Copy out each of the lines below word for word, leaving out the picture.

+++

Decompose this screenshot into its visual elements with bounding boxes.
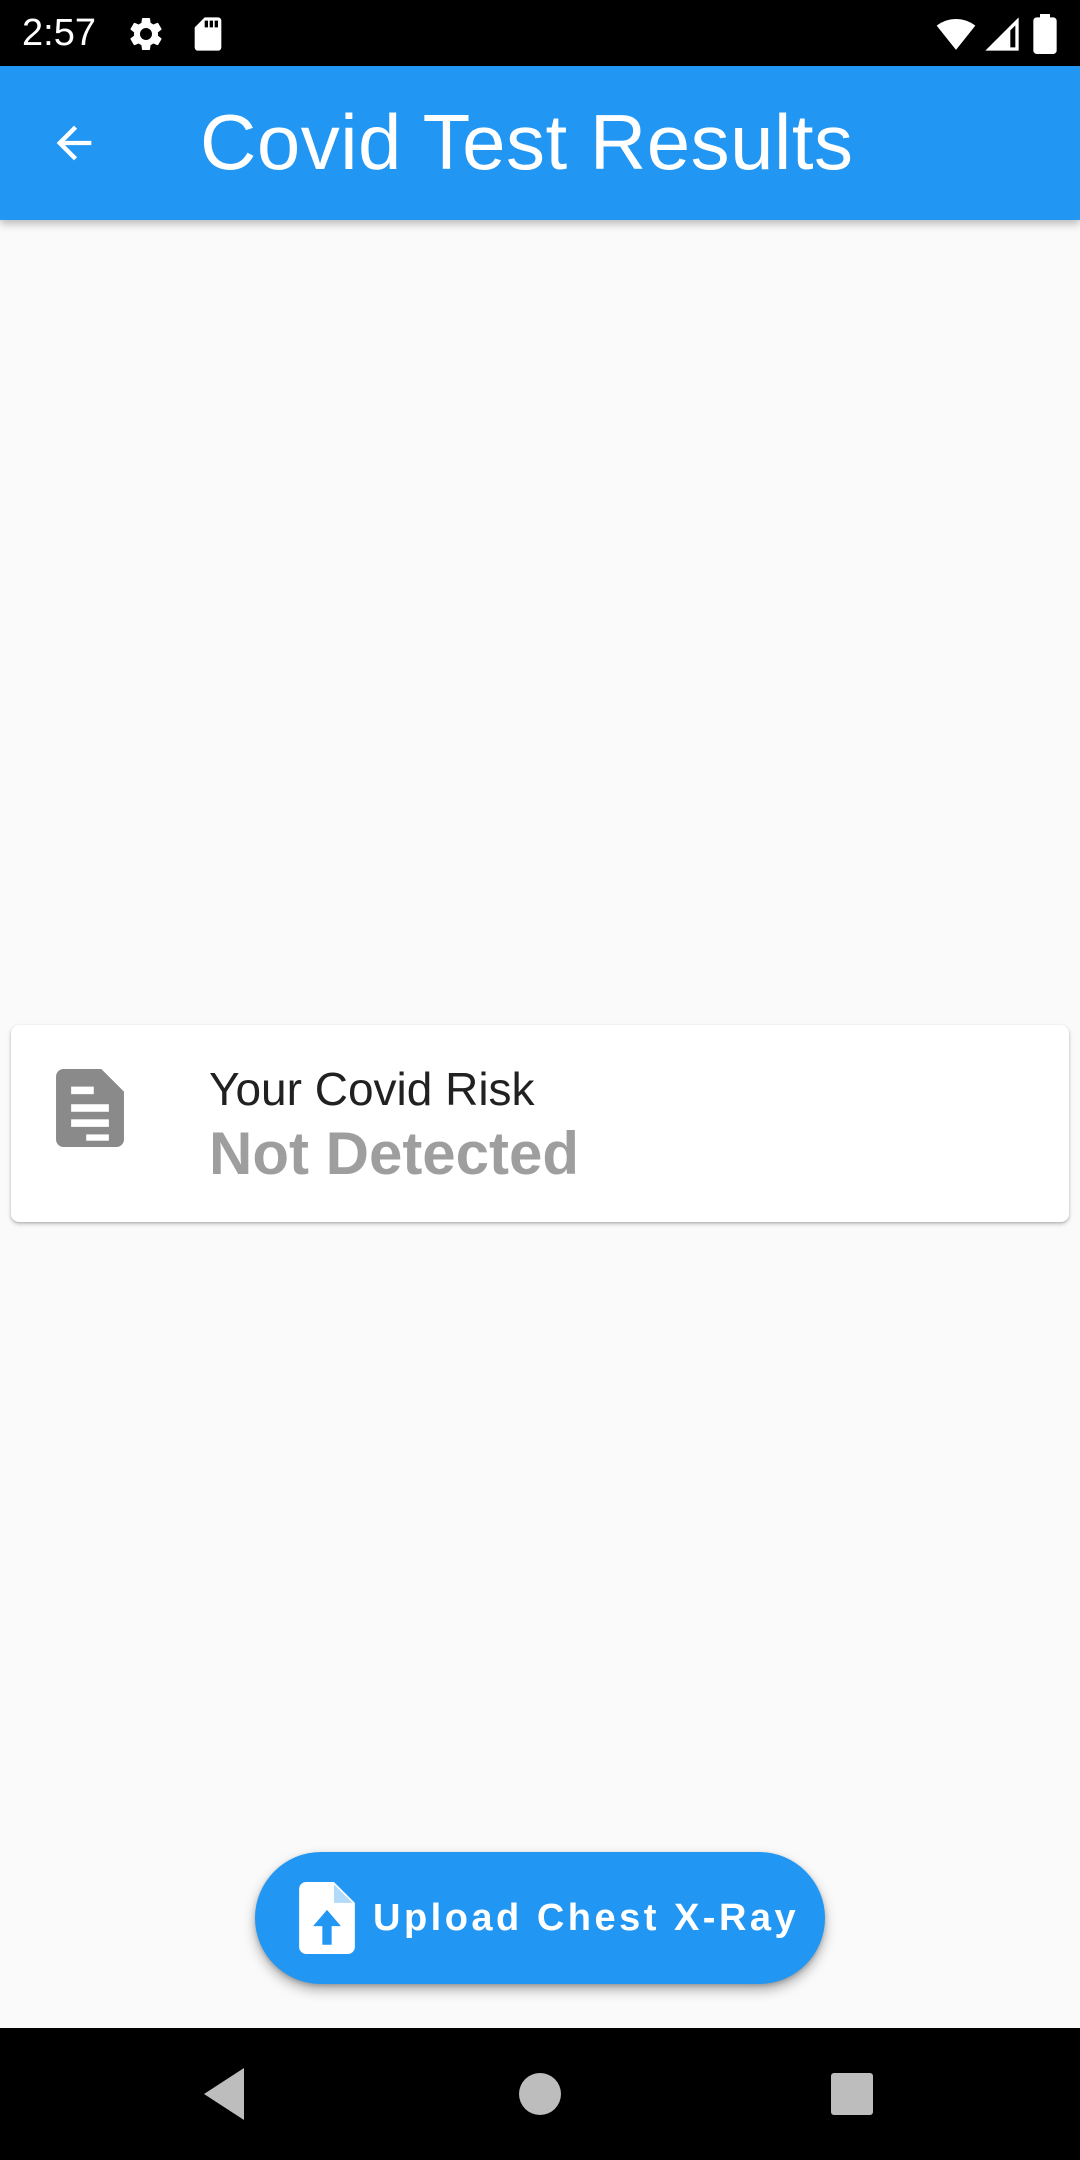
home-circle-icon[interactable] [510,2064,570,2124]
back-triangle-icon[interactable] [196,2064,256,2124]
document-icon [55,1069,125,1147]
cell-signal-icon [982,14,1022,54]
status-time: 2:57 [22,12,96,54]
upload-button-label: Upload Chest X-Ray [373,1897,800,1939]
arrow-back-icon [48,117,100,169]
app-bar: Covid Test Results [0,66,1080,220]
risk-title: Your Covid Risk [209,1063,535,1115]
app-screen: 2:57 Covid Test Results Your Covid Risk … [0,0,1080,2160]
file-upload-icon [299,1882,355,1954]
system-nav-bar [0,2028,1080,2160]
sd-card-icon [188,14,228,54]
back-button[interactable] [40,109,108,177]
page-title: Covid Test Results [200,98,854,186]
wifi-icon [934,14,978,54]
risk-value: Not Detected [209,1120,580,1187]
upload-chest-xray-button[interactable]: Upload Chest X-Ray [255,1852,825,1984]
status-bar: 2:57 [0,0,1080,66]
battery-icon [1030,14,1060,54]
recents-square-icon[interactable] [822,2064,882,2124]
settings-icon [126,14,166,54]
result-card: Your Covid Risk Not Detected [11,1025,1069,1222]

+++

§ **Complete response**:
Decompose this screenshot into its visual elements with bounding boxes.
home-circle-icon[interactable] [510,2064,570,2124]
back-triangle-icon[interactable] [196,2064,256,2124]
document-icon [55,1069,125,1147]
cell-signal-icon [982,14,1022,54]
status-time: 2:57 [22,12,96,54]
upload-button-label: Upload Chest X-Ray [373,1897,800,1939]
arrow-back-icon [48,117,100,169]
app-bar: Covid Test Results [0,66,1080,220]
risk-title: Your Covid Risk [209,1063,535,1115]
app-screen: 2:57 Covid Test Results Your Covid Risk … [0,0,1080,2160]
file-upload-icon [299,1882,355,1954]
system-nav-bar [0,2028,1080,2160]
sd-card-icon [188,14,228,54]
back-button[interactable] [40,109,108,177]
page-title: Covid Test Results [200,98,854,186]
wifi-icon [934,14,978,54]
risk-value: Not Detected [209,1120,580,1187]
upload-chest-xray-button[interactable]: Upload Chest X-Ray [255,1852,825,1984]
status-bar: 2:57 [0,0,1080,66]
battery-icon [1030,14,1060,54]
recents-square-icon[interactable] [822,2064,882,2124]
settings-icon [126,14,166,54]
result-card: Your Covid Risk Not Detected [11,1025,1069,1222]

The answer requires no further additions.